REQUEST -> Any pictures in the records below should be skipped; write out everything else exactly.
start MATERIAL FOR THE TASK
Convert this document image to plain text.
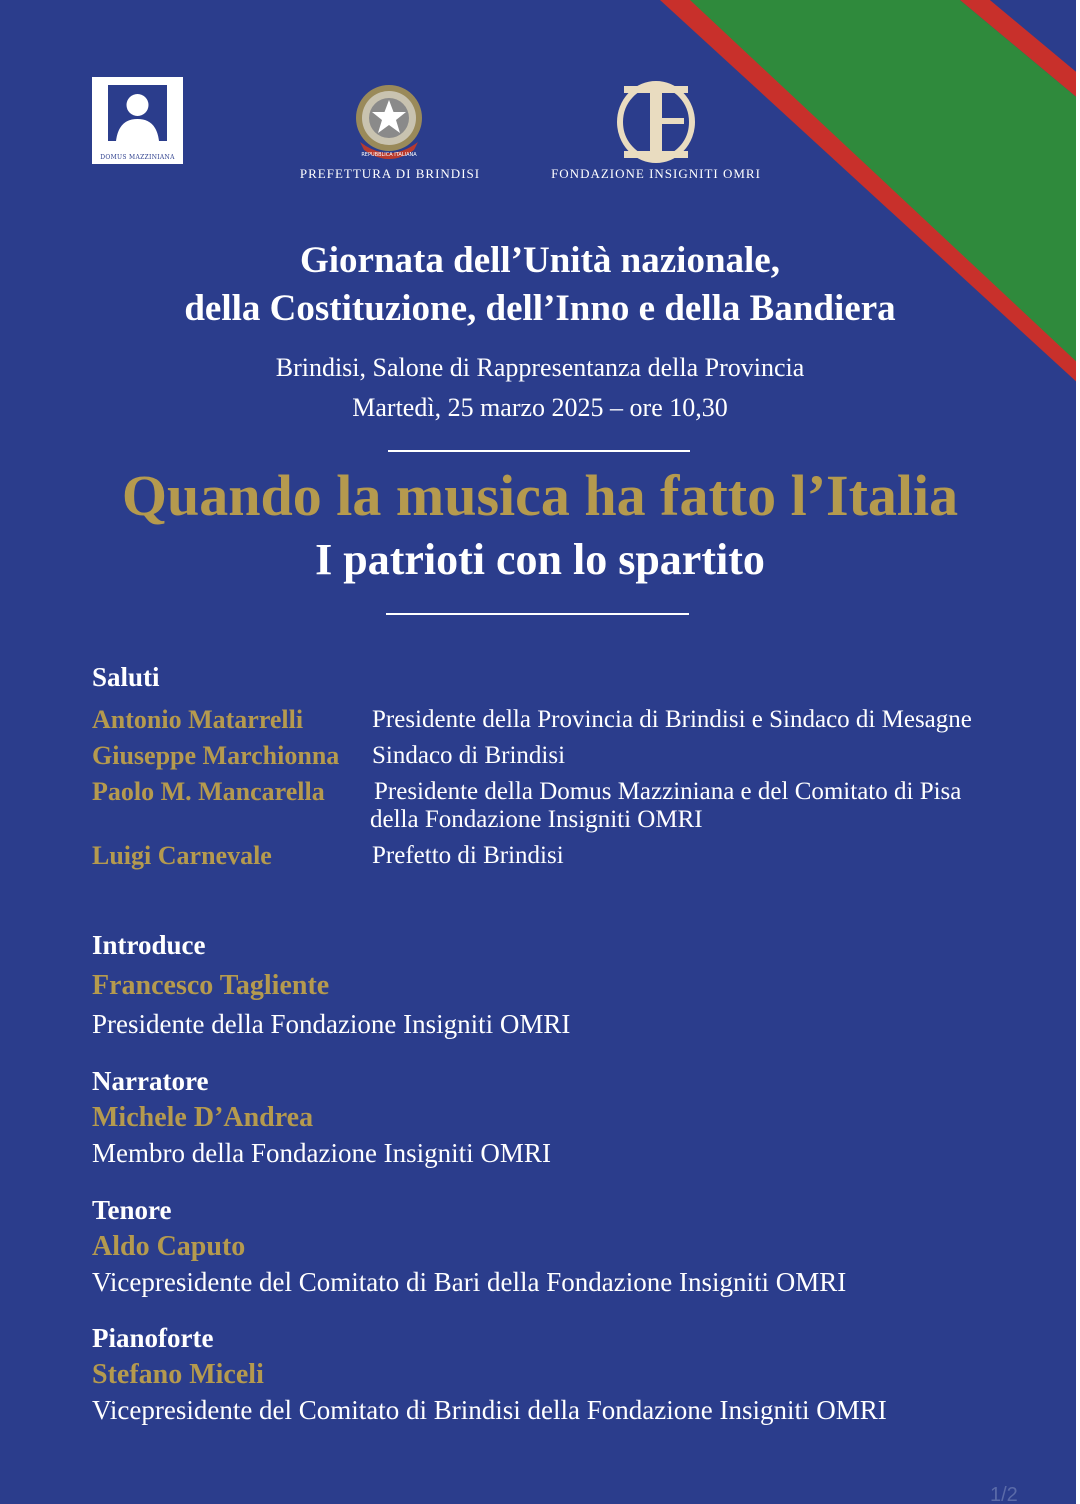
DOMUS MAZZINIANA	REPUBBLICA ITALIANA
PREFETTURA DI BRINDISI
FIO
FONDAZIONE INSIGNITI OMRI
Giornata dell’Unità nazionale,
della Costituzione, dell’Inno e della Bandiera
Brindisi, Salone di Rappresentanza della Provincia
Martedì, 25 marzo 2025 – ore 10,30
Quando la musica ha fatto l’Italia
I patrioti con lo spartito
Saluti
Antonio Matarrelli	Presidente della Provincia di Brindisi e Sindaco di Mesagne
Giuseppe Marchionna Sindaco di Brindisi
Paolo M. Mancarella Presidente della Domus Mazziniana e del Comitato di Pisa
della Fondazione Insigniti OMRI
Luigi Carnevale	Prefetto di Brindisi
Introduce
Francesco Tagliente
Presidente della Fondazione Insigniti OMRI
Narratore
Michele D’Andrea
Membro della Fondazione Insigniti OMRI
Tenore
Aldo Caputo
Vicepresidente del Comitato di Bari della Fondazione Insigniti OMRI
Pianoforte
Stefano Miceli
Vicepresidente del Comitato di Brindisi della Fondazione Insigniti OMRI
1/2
end MATERIAL FOR THE TASK
SOLUTION BELOW ->
Convert this document image to plain text.
DOMUS MAZZINIANA	REPUBBLICA ITALIANA
PREFETTURA DI BRINDISI
FIO
FONDAZIONE INSIGNITI OMRI
Giornata dell’Unità nazionale,
della Costituzione, dell’Inno e della Bandiera
Brindisi, Salone di Rappresentanza della Provincia
Martedì, 25 marzo 2025 – ore 10,30
Quando la musica ha fatto l’Italia
I patrioti con lo spartito
Saluti
Antonio Matarrelli	Presidente della Provincia di Brindisi e Sindaco di Mesagne
Giuseppe Marchionna Sindaco di Brindisi
Paolo M. Mancarella Presidente della Domus Mazziniana e del Comitato di Pisa
della Fondazione Insigniti OMRI
Luigi Carnevale	Prefetto di Brindisi
Introduce
Francesco Tagliente
Presidente della Fondazione Insigniti OMRI
Narratore
Michele D’Andrea
Membro della Fondazione Insigniti OMRI
Tenore
Aldo Caputo
Vicepresidente del Comitato di Bari della Fondazione Insigniti OMRI
Pianoforte
Stefano Miceli
Vicepresidente del Comitato di Brindisi della Fondazione Insigniti OMRI
1/2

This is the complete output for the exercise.